- _Entries shown_:

☆ ☆ ☆ ☆ ☆

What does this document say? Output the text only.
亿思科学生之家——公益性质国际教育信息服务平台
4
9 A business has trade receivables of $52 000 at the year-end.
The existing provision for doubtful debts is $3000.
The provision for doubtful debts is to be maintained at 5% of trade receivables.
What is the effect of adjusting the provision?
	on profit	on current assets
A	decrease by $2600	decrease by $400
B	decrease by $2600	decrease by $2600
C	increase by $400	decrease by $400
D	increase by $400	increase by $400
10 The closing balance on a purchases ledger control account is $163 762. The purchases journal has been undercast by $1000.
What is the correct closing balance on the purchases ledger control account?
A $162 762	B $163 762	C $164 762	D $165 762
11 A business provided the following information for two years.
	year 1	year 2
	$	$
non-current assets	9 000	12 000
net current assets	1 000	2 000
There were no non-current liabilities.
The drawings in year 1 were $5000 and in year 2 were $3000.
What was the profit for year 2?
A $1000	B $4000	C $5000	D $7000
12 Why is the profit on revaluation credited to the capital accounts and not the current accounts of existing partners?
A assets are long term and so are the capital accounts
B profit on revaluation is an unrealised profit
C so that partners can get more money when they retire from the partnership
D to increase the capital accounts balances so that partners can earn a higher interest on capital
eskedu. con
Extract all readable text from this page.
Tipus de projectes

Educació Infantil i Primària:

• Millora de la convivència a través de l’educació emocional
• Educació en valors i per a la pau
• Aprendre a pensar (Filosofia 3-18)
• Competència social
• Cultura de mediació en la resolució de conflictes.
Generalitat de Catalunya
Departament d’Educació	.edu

☆ ☆ ☆ ☆ ☆

- _Exercise directions_:
Find all lines holding the string "existing" and copy them.

- _Finished task_:
The existing provision for doubtful debts is $3000.
12 Why is the profit on revaluation credited to the capital accounts and not the current accounts of existing partners?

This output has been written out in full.